(Task list)
a – Does each statement below agree with the passage on Aranda? Answer yes or no for each, quoting the deciding words: (i) Aranda had spent time in Paris. (ii) Aranda carried out his plan to turn the Spanish Empire into a looser commonwealth. (iii) Aranda gave up power to Manuel Godoy in November 1792.
b – Extend the passage on Aranda by writing what comes after its final sentence.

*** Provided text

Aranda was an experienced diplomat who had extensive experience in Paris where the French Revolution had recently broken out. He had his own radical ideas for reform of the Spanish Empire, which would have seen it formed into a looser commonwealth. However, his government ended before he could propose or implement any of these schemes. In November 1792 he handed over power to Manuel Godoy who was seen by the King as being better fitted to leading Spain in such turbulent times than either Floridablanca or Aranda.

******
*** Dataset

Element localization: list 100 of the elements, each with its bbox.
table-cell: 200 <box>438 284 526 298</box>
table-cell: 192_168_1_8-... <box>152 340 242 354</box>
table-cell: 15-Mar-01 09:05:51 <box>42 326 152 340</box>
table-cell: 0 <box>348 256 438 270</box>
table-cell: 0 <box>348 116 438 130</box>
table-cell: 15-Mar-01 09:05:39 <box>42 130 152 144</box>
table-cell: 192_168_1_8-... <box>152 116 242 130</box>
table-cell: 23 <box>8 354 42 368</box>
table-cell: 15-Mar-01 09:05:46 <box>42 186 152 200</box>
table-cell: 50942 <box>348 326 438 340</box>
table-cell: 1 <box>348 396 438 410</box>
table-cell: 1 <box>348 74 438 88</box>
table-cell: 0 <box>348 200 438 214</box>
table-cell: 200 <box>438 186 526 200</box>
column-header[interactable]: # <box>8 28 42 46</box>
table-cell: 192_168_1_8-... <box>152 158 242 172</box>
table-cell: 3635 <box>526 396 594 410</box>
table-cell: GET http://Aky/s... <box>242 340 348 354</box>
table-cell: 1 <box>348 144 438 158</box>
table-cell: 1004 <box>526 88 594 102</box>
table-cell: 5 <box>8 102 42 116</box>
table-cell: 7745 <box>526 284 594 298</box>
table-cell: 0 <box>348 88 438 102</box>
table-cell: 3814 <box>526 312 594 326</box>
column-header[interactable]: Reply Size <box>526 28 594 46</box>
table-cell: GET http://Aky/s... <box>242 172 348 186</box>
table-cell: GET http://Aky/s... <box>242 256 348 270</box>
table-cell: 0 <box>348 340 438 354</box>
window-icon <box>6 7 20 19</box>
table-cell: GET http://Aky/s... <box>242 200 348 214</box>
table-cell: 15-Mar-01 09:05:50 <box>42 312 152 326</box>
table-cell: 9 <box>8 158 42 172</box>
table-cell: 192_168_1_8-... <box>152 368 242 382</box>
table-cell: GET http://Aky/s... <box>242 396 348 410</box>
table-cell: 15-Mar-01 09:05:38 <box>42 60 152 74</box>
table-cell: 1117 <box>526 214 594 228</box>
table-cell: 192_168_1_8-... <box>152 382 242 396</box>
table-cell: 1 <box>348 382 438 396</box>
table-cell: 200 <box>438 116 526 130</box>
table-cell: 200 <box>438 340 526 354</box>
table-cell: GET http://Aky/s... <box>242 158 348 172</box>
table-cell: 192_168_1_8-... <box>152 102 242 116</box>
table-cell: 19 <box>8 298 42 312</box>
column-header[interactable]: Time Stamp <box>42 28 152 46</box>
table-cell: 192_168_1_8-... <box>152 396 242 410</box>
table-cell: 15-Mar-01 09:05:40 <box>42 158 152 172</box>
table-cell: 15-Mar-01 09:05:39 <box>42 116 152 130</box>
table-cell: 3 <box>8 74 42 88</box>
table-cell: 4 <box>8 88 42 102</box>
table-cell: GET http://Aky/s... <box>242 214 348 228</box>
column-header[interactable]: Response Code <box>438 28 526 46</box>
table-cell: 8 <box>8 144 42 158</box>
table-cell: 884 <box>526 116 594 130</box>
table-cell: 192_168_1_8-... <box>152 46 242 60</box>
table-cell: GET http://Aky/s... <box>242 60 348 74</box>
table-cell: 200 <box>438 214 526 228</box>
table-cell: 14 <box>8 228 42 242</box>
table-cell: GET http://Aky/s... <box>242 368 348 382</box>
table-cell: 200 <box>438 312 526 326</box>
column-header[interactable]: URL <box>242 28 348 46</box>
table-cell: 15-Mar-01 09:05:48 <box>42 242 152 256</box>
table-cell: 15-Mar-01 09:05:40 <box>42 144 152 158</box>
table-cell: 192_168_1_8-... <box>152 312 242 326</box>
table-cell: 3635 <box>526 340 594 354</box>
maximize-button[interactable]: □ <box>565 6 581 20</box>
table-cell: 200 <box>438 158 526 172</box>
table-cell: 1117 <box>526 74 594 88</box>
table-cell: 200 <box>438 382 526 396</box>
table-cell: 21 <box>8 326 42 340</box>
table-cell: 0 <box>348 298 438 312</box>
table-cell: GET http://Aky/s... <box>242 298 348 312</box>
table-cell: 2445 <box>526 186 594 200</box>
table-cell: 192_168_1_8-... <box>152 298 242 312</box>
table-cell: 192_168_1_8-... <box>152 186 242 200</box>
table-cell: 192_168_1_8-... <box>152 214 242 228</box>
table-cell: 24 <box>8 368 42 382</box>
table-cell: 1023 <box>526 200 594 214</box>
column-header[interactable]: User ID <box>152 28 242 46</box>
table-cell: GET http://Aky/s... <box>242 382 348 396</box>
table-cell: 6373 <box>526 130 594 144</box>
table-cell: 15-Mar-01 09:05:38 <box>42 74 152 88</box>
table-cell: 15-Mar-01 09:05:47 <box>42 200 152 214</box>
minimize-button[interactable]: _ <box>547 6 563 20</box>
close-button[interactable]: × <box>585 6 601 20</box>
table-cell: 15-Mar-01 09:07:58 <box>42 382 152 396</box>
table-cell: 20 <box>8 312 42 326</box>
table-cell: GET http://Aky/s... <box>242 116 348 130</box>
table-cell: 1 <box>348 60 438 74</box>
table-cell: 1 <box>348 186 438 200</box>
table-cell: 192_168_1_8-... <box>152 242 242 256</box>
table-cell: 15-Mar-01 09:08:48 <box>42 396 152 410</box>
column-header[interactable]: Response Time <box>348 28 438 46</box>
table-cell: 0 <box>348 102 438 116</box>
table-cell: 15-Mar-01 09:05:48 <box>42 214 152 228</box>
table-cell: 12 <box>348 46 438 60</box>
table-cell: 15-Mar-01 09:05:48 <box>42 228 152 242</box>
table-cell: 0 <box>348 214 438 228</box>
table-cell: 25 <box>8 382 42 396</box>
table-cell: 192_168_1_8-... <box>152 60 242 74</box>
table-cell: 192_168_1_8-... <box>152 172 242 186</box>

******

(Answers to the exercise)
a –
(i) Yes: "had extensive experience in Paris"
(ii) No: "his government ended before he could propose or implement any of these schemes"
(iii) Yes: "In November 1792 he handed over power to Manuel Godoy"

b –
== Cabinet ==

28 February – 15 November 1792
| Portfolio | Image | Holder | Term |
| First Secretary of State (PM) |  | Count of Aranda | 28 February – 15 November 1792 (interim) |
| Secretary of State for War |  | Manuel Negrete de la Torre | 28 February – 15 November 1792 |
| Secretary of State for Navy |  | Antonio Valdés y Fernández Bazán |
| Secretary of State for the Treasury |  | Diego de Gardoqui |
| Secretary of State for Grace and Justice |  | Antonio Aniceto Porlier | 28 February – 13 July 1792 |
|  | Pedro Antonio Acuña y Malvar | 13 July – 15 November 1792 |

==Bibliography==
- Hughes, Robert. Goya. Vintage, 2004.
- Simms, Brendan. Three Victories and a Defeat: The Rise and Fall of the First British Empire. Penguin Books 2008.